| Given entries |
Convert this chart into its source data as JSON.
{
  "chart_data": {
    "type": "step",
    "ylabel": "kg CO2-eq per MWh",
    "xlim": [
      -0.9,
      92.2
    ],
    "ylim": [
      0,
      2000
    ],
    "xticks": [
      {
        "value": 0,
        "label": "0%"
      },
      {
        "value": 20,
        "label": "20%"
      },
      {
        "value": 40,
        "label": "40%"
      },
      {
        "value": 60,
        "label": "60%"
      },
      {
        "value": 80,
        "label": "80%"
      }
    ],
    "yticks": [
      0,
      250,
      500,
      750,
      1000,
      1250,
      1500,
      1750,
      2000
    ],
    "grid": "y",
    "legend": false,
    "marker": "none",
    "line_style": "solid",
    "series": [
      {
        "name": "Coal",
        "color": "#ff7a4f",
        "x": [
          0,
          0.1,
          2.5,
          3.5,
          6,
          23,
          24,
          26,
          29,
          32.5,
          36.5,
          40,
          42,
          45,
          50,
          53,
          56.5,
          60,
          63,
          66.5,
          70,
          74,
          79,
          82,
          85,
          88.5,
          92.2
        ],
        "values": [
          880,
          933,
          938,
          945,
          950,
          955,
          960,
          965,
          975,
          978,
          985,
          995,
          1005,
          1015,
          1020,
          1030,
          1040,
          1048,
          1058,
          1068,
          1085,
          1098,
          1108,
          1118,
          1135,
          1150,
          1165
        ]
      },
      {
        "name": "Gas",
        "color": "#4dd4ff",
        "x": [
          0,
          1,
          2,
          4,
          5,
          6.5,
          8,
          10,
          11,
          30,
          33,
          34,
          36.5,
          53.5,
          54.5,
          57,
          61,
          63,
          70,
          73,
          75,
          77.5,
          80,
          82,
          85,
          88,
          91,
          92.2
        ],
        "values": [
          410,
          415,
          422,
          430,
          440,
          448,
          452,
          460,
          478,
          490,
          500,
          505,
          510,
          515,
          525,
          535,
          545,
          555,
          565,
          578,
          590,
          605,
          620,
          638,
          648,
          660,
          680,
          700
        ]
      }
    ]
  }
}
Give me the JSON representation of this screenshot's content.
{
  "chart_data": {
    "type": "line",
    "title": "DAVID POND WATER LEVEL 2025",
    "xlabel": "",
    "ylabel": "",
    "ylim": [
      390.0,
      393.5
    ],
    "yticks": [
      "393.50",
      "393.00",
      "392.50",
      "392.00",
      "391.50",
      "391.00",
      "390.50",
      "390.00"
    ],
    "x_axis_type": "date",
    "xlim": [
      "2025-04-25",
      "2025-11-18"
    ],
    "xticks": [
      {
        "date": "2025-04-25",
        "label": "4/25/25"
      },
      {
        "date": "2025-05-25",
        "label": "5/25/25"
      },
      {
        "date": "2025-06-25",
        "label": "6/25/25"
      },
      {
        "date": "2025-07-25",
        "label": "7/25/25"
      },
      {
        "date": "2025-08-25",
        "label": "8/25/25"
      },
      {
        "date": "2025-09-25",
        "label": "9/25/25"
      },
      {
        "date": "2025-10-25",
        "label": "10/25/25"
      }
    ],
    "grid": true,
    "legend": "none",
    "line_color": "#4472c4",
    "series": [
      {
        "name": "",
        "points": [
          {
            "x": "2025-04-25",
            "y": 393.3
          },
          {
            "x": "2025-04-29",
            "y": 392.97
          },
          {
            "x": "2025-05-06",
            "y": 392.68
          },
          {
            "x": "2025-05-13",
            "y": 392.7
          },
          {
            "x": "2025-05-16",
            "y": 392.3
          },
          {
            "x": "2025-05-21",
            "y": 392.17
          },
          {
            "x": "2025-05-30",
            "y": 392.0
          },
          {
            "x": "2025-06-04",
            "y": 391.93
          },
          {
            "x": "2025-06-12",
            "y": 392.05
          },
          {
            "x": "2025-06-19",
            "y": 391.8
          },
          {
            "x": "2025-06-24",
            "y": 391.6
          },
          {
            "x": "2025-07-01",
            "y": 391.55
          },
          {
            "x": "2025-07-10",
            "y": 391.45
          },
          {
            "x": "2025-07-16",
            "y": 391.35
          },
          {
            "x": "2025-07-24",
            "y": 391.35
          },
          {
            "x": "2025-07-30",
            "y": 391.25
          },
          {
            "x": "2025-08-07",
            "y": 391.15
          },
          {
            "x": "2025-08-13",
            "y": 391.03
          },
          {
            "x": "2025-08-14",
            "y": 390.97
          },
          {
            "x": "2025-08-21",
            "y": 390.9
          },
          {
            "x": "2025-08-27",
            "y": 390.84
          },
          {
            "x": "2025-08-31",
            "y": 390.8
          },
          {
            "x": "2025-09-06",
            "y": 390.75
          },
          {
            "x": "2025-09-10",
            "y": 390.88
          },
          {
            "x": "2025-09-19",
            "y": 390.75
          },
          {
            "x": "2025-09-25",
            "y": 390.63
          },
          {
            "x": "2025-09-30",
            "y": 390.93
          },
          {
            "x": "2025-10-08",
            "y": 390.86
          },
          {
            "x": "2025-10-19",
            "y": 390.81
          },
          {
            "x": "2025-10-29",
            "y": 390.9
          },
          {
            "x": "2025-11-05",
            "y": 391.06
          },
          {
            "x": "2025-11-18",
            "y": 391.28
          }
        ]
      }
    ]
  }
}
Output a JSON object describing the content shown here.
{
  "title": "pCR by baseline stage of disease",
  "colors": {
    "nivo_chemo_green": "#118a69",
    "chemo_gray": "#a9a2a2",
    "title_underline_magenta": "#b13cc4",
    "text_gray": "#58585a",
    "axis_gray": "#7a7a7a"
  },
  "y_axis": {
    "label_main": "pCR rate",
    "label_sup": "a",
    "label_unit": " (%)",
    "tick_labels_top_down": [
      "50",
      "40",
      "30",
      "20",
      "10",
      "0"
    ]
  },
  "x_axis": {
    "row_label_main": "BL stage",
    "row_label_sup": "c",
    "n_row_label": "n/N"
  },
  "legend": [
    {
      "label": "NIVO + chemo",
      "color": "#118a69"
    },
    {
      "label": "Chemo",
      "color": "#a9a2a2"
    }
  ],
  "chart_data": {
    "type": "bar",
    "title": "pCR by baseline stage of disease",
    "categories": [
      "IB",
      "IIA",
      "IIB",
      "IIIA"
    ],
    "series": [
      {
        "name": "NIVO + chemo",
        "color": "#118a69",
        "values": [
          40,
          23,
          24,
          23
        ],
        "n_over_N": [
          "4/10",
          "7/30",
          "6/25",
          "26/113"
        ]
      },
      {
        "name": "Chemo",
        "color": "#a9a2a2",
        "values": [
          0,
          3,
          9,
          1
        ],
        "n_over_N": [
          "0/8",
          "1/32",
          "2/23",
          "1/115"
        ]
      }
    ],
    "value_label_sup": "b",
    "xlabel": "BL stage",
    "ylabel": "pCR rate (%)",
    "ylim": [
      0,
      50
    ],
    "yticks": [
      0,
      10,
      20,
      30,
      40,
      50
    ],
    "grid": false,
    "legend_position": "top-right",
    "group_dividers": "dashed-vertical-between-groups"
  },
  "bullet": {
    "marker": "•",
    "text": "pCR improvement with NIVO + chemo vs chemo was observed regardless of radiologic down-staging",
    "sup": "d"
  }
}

| Exercise goal |
Copy all the records above exactly, missing none.

| Result of the exercise |
Convert this chart into its source data as JSON.
{
  "chart_data": {
    "type": "step",
    "ylabel": "kg CO2-eq per MWh",
    "xlim": [
      -0.9,
      92.2
    ],
    "ylim": [
      0,
      2000
    ],
    "xticks": [
      {
        "value": 0,
        "label": "0%"
      },
      {
        "value": 20,
        "label": "20%"
      },
      {
        "value": 40,
        "label": "40%"
      },
      {
        "value": 60,
        "label": "60%"
      },
      {
        "value": 80,
        "label": "80%"
      }
    ],
    "yticks": [
      0,
      250,
      500,
      750,
      1000,
      1250,
      1500,
      1750,
      2000
    ],
    "grid": "y",
    "legend": false,
    "marker": "none",
    "line_style": "solid",
    "series": [
      {
        "name": "Coal",
        "color": "#ff7a4f",
        "x": [
          0,
          0.1,
          2.5,
          3.5,
          6,
          23,
          24,
          26,
          29,
          32.5,
          36.5,
          40,
          42,
          45,
          50,
          53,
          56.5,
          60,
          63,
          66.5,
          70,
          74,
          79,
          82,
          85,
          88.5,
          92.2
        ],
        "values": [
          880,
          933,
          938,
          945,
          950,
          955,
          960,
          965,
          975,
          978,
          985,
          995,
          1005,
          1015,
          1020,
          1030,
          1040,
          1048,
          1058,
          1068,
          1085,
          1098,
          1108,
          1118,
          1135,
          1150,
          1165
        ]
      },
      {
        "name": "Gas",
        "color": "#4dd4ff",
        "x": [
          0,
          1,
          2,
          4,
          5,
          6.5,
          8,
          10,
          11,
          30,
          33,
          34,
          36.5,
          53.5,
          54.5,
          57,
          61,
          63,
          70,
          73,
          75,
          77.5,
          80,
          82,
          85,
          88,
          91,
          92.2
        ],
        "values": [
          410,
          415,
          422,
          430,
          440,
          448,
          452,
          460,
          478,
          490,
          500,
          505,
          510,
          515,
          525,
          535,
          545,
          555,
          565,
          578,
          590,
          605,
          620,
          638,
          648,
          660,
          680,
          700
        ]
      }
    ]
  }
}
Give me the JSON representation of this screenshot's content.
{
  "chart_data": {
    "type": "line",
    "title": "DAVID POND WATER LEVEL 2025",
    "xlabel": "",
    "ylabel": "",
    "ylim": [
      390.0,
      393.5
    ],
    "yticks": [
      "393.50",
      "393.00",
      "392.50",
      "392.00",
      "391.50",
      "391.00",
      "390.50",
      "390.00"
    ],
    "x_axis_type": "date",
    "xlim": [
      "2025-04-25",
      "2025-11-18"
    ],
    "xticks": [
      {
        "date": "2025-04-25",
        "label": "4/25/25"
      },
      {
        "date": "2025-05-25",
        "label": "5/25/25"
      },
      {
        "date": "2025-06-25",
        "label": "6/25/25"
      },
      {
        "date": "2025-07-25",
        "label": "7/25/25"
      },
      {
        "date": "2025-08-25",
        "label": "8/25/25"
      },
      {
        "date": "2025-09-25",
        "label": "9/25/25"
      },
      {
        "date": "2025-10-25",
        "label": "10/25/25"
      }
    ],
    "grid": true,
    "legend": "none",
    "line_color": "#4472c4",
    "series": [
      {
        "name": "",
        "points": [
          {
            "x": "2025-04-25",
            "y": 393.3
          },
          {
            "x": "2025-04-29",
            "y": 392.97
          },
          {
            "x": "2025-05-06",
            "y": 392.68
          },
          {
            "x": "2025-05-13",
            "y": 392.7
          },
          {
            "x": "2025-05-16",
            "y": 392.3
          },
          {
            "x": "2025-05-21",
            "y": 392.17
          },
          {
            "x": "2025-05-30",
            "y": 392.0
          },
          {
            "x": "2025-06-04",
            "y": 391.93
          },
          {
            "x": "2025-06-12",
            "y": 392.05
          },
          {
            "x": "2025-06-19",
            "y": 391.8
          },
          {
            "x": "2025-06-24",
            "y": 391.6
          },
          {
            "x": "2025-07-01",
            "y": 391.55
          },
          {
            "x": "2025-07-10",
            "y": 391.45
          },
          {
            "x": "2025-07-16",
            "y": 391.35
          },
          {
            "x": "2025-07-24",
            "y": 391.35
          },
          {
            "x": "2025-07-30",
            "y": 391.25
          },
          {
            "x": "2025-08-07",
            "y": 391.15
          },
          {
            "x": "2025-08-13",
            "y": 391.03
          },
          {
            "x": "2025-08-14",
            "y": 390.97
          },
          {
            "x": "2025-08-21",
            "y": 390.9
          },
          {
            "x": "2025-08-27",
            "y": 390.84
          },
          {
            "x": "2025-08-31",
            "y": 390.8
          },
          {
            "x": "2025-09-06",
            "y": 390.75
          },
          {
            "x": "2025-09-10",
            "y": 390.88
          },
          {
            "x": "2025-09-19",
            "y": 390.75
          },
          {
            "x": "2025-09-25",
            "y": 390.63
          },
          {
            "x": "2025-09-30",
            "y": 390.93
          },
          {
            "x": "2025-10-08",
            "y": 390.86
          },
          {
            "x": "2025-10-19",
            "y": 390.81
          },
          {
            "x": "2025-10-29",
            "y": 390.9
          },
          {
            "x": "2025-11-05",
            "y": 391.06
          },
          {
            "x": "2025-11-18",
            "y": 391.28
          }
        ]
      }
    ]
  }
}
Output a JSON object describing the content shown here.
{
  "title": "pCR by baseline stage of disease",
  "colors": {
    "nivo_chemo_green": "#118a69",
    "chemo_gray": "#a9a2a2",
    "title_underline_magenta": "#b13cc4",
    "text_gray": "#58585a",
    "axis_gray": "#7a7a7a"
  },
  "y_axis": {
    "label_main": "pCR rate",
    "label_sup": "a",
    "label_unit": " (%)",
    "tick_labels_top_down": [
      "50",
      "40",
      "30",
      "20",
      "10",
      "0"
    ]
  },
  "x_axis": {
    "row_label_main": "BL stage",
    "row_label_sup": "c",
    "n_row_label": "n/N"
  },
  "legend": [
    {
      "label": "NIVO + chemo",
      "color": "#118a69"
    },
    {
      "label": "Chemo",
      "color": "#a9a2a2"
    }
  ],
  "chart_data": {
    "type": "bar",
    "title": "pCR by baseline stage of disease",
    "categories": [
      "IB",
      "IIA",
      "IIB",
      "IIIA"
    ],
    "series": [
      {
        "name": "NIVO + chemo",
        "color": "#118a69",
        "values": [
          40,
          23,
          24,
          23
        ],
        "n_over_N": [
          "4/10",
          "7/30",
          "6/25",
          "26/113"
        ]
      },
      {
        "name": "Chemo",
        "color": "#a9a2a2",
        "values": [
          0,
          3,
          9,
          1
        ],
        "n_over_N": [
          "0/8",
          "1/32",
          "2/23",
          "1/115"
        ]
      }
    ],
    "value_label_sup": "b",
    "xlabel": "BL stage",
    "ylabel": "pCR rate (%)",
    "ylim": [
      0,
      50
    ],
    "yticks": [
      0,
      10,
      20,
      30,
      40,
      50
    ],
    "grid": false,
    "legend_position": "top-right",
    "group_dividers": "dashed-vertical-between-groups"
  },
  "bullet": {
    "marker": "•",
    "text": "pCR improvement with NIVO + chemo vs chemo was observed regardless of radiologic down-staging",
    "sup": "d"
  }
}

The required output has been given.